WHAT YOU SHOULD DO: Reproduce the items starting at the first one and ending at the line containing "voters-cell: 525 (301, 464, 392, 507)". Swap "voters-cell" for "voter-count-cell" and keep everything else identical.

## start DATA EXCERPTS

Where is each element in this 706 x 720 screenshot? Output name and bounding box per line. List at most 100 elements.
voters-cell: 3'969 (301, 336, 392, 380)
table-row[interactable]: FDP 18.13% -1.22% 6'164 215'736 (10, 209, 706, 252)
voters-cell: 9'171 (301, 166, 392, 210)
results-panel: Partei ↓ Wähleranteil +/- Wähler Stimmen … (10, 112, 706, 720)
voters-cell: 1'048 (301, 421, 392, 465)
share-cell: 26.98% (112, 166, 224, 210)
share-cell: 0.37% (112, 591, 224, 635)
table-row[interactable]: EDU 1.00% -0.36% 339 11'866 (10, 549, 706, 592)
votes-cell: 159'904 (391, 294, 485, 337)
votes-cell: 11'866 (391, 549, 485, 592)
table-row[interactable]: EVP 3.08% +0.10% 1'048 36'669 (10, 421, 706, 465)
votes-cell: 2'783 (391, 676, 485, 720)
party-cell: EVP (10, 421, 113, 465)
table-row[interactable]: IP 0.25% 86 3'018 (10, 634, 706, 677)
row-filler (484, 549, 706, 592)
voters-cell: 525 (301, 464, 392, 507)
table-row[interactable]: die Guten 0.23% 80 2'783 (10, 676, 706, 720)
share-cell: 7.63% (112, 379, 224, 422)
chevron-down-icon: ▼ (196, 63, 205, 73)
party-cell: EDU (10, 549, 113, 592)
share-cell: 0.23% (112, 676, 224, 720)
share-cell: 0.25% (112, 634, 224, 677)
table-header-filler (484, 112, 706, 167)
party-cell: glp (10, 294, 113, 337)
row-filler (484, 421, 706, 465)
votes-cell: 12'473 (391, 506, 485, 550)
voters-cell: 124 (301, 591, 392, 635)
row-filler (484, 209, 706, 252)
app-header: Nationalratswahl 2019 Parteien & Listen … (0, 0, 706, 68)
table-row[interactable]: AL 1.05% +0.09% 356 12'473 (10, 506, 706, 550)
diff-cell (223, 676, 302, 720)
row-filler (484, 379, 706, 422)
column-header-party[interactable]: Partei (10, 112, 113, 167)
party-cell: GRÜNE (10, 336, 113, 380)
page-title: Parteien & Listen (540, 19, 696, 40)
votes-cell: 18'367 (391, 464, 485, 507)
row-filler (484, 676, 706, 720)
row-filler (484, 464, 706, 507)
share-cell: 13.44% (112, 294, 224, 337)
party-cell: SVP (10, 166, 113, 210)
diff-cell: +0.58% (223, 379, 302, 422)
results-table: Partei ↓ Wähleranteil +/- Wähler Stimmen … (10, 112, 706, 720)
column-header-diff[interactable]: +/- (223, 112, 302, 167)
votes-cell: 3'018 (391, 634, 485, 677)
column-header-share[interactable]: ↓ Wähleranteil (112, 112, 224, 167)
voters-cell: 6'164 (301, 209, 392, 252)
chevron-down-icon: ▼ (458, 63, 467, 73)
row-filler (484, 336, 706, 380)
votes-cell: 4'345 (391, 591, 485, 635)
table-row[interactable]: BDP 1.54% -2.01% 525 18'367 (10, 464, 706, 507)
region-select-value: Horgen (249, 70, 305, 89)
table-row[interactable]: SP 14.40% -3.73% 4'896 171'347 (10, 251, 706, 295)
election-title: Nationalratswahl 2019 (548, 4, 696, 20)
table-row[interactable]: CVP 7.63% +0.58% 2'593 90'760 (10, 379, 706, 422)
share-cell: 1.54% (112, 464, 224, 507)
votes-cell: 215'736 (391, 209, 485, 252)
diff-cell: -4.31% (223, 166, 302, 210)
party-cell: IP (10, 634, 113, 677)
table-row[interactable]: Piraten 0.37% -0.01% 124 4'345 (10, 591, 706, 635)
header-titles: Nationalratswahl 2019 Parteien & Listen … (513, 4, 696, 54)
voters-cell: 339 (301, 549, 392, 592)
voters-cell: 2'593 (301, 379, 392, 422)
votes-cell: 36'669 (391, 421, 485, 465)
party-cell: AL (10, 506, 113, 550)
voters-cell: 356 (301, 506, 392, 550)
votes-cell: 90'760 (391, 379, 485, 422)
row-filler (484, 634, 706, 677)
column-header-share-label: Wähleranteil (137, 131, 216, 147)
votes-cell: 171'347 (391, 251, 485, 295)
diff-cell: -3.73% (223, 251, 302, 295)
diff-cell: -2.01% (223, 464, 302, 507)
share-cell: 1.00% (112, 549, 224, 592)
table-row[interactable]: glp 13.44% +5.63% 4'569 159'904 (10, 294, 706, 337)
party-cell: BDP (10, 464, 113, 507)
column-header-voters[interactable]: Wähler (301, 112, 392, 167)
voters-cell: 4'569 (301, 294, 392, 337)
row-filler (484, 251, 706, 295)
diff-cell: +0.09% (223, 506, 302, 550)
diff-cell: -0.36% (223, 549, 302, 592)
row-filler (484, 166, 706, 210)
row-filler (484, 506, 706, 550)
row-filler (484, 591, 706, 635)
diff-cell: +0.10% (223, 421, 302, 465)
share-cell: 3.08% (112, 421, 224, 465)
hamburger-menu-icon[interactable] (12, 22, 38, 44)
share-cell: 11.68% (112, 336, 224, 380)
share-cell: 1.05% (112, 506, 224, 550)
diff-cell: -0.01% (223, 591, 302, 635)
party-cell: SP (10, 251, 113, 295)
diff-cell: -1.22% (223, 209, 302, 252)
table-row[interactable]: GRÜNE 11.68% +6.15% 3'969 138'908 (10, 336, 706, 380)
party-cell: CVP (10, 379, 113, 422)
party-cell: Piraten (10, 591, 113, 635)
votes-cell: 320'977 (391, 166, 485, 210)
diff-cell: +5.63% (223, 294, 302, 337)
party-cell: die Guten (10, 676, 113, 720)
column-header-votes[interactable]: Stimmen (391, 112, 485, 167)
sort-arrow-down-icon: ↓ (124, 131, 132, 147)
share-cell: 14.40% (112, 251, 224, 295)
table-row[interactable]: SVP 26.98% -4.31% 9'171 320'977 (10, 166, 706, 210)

## end DATA EXCERPTS

RESPONSE TO THIS TASK:
Where is each element in this 706 x 720 screenshot? Output name and bounding box per line. List at most 100 elements.
voter-count-cell: 3'969 (301, 336, 392, 380)
table-row[interactable]: FDP 18.13% -1.22% 6'164 215'736 (10, 209, 706, 252)
voter-count-cell: 9'171 (301, 166, 392, 210)
results-panel: Partei ↓ Wähleranteil +/- Wähler Stimmen … (10, 112, 706, 720)
voter-count-cell: 1'048 (301, 421, 392, 465)
share-cell: 26.98% (112, 166, 224, 210)
share-cell: 0.37% (112, 591, 224, 635)
table-row[interactable]: EDU 1.00% -0.36% 339 11'866 (10, 549, 706, 592)
votes-cell: 159'904 (391, 294, 485, 337)
votes-cell: 11'866 (391, 549, 485, 592)
table-row[interactable]: EVP 3.08% +0.10% 1'048 36'669 (10, 421, 706, 465)
votes-cell: 2'783 (391, 676, 485, 720)
party-cell: EVP (10, 421, 113, 465)
table-row[interactable]: IP 0.25% 86 3'018 (10, 634, 706, 677)
row-filler (484, 549, 706, 592)
voter-count-cell: 525 (301, 464, 392, 507)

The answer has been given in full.